- Your task
Could you write out the records below exactly as they appear, leaving out any pictures?

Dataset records
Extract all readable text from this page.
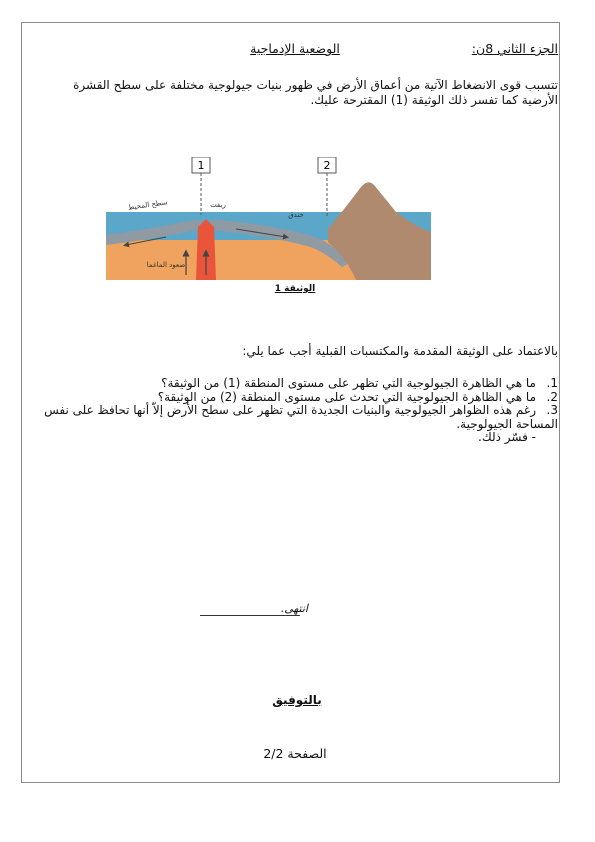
الجزء الثاني 8ن:
الوضعية الإدماجية
تتسبب قوى الانضغاط الآتية من أعماق الأرض في ظهور بنيات جيولوجية مختلفة على سطح القشرة الأرضية كما تفسر ذلك الوثيقة (1) المقترحة عليك.
1	2
سطح المحيط	ريفت
خندق
صعود الماغما
الوثيقة 1
بالاعتماد على الوثيقة المقدمة والمكتسبات القبلية أجب عما يلي:
1.ما هي الظاهرة الجيولوجية التي تظهر على مستوى المنطقة (1) من الوثيقة؟
2.ما هي الظاهرة الجيولوجية التي تحدث على مستوى المنطقة (2) من الوثيقة؟
3.رغم هذه الظواهر الجيولوجية والبنيات الجديدة التي تظهر على سطح الأرض إلاّ أنها تحافظ على نفس المساحة الجيولوجية.
- فسّر ذلك.
انتهى.
بالتوفيق
الصفحة 2/2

- Result below
Extract all readable text from this page.
الجزء الثاني 8ن:
الوضعية الإدماجية
تتسبب قوى الانضغاط الآتية من أعماق الأرض في ظهور بنيات جيولوجية مختلفة على سطح القشرة الأرضية كما تفسر ذلك الوثيقة (1) المقترحة عليك.
1	2
سطح المحيط	ريفت
خندق
صعود الماغما
الوثيقة 1
بالاعتماد على الوثيقة المقدمة والمكتسبات القبلية أجب عما يلي:
1.ما هي الظاهرة الجيولوجية التي تظهر على مستوى المنطقة (1) من الوثيقة؟
2.ما هي الظاهرة الجيولوجية التي تحدث على مستوى المنطقة (2) من الوثيقة؟
3.رغم هذه الظواهر الجيولوجية والبنيات الجديدة التي تظهر على سطح الأرض إلاّ أنها تحافظ على نفس المساحة الجيولوجية.
- فسّر ذلك.
انتهى.
بالتوفيق
الصفحة 2/2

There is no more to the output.